**WHAT IS ASKED**
In the entries that follow, find the word "screenshot" and report each line it is on.

**RECORDED DATA**
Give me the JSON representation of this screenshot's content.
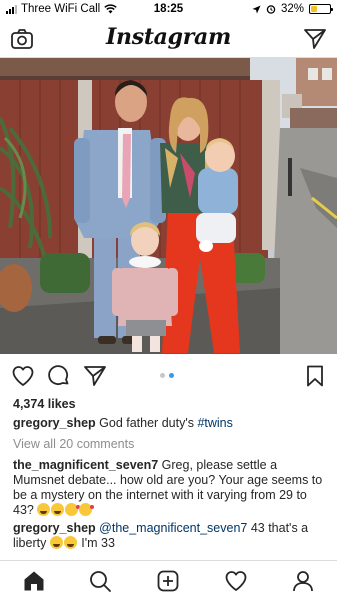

---

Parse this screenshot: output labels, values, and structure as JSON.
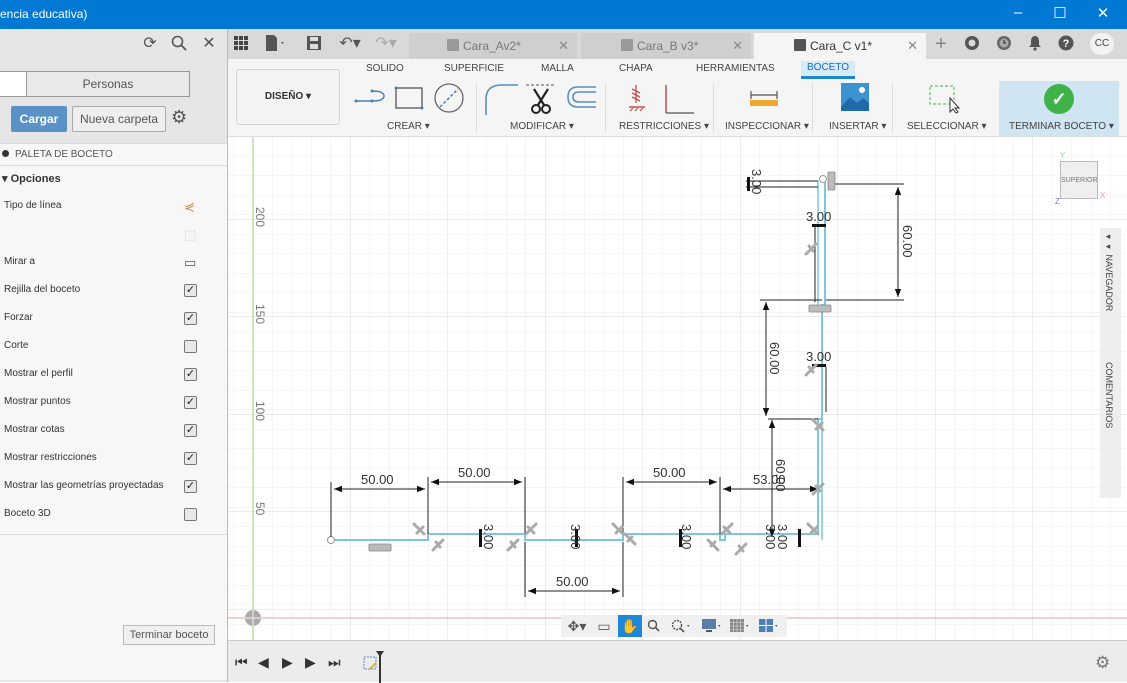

---

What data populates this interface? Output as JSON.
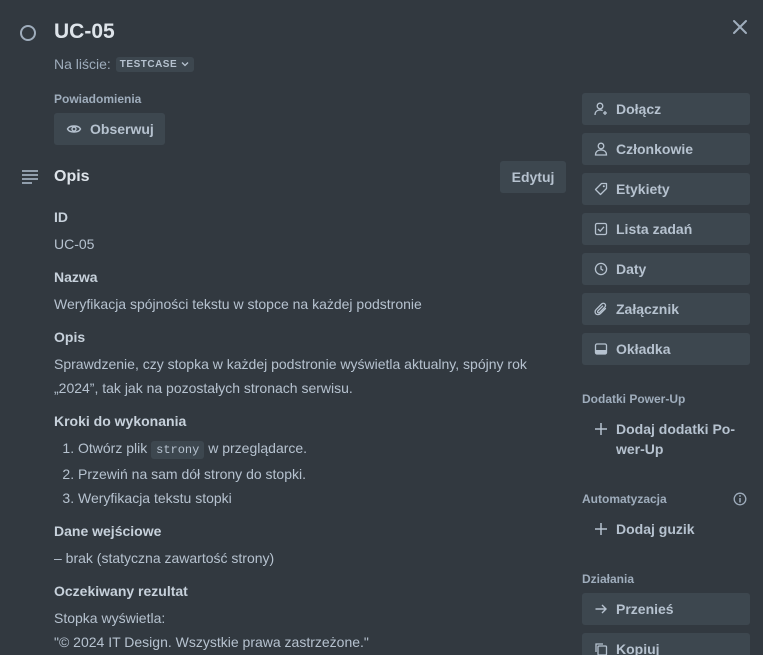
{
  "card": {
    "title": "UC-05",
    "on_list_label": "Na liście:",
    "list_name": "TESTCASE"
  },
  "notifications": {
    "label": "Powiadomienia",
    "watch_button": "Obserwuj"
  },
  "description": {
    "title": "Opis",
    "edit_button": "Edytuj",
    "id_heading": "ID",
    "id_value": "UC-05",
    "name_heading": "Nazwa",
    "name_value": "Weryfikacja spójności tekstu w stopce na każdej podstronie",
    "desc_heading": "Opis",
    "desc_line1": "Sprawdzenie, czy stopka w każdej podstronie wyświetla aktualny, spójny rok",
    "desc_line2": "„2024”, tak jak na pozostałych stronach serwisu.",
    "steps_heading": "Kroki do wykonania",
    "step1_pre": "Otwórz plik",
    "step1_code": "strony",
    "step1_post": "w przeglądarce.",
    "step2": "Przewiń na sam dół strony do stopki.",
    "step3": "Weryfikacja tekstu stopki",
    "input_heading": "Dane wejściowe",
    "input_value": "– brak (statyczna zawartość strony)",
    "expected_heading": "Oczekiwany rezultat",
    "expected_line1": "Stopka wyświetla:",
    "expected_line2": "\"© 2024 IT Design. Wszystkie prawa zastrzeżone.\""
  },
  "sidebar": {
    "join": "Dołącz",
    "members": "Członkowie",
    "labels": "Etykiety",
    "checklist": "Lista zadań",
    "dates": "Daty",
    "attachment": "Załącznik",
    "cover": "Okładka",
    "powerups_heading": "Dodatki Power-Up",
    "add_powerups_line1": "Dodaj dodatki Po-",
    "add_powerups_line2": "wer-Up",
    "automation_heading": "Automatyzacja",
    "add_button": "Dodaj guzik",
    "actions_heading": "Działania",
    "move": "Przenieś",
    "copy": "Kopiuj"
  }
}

**COMPLETE RESPONSE**
Give me the JSON representation of this screenshot's content.
Parse this screenshot: output labels, values, and structure as JSON.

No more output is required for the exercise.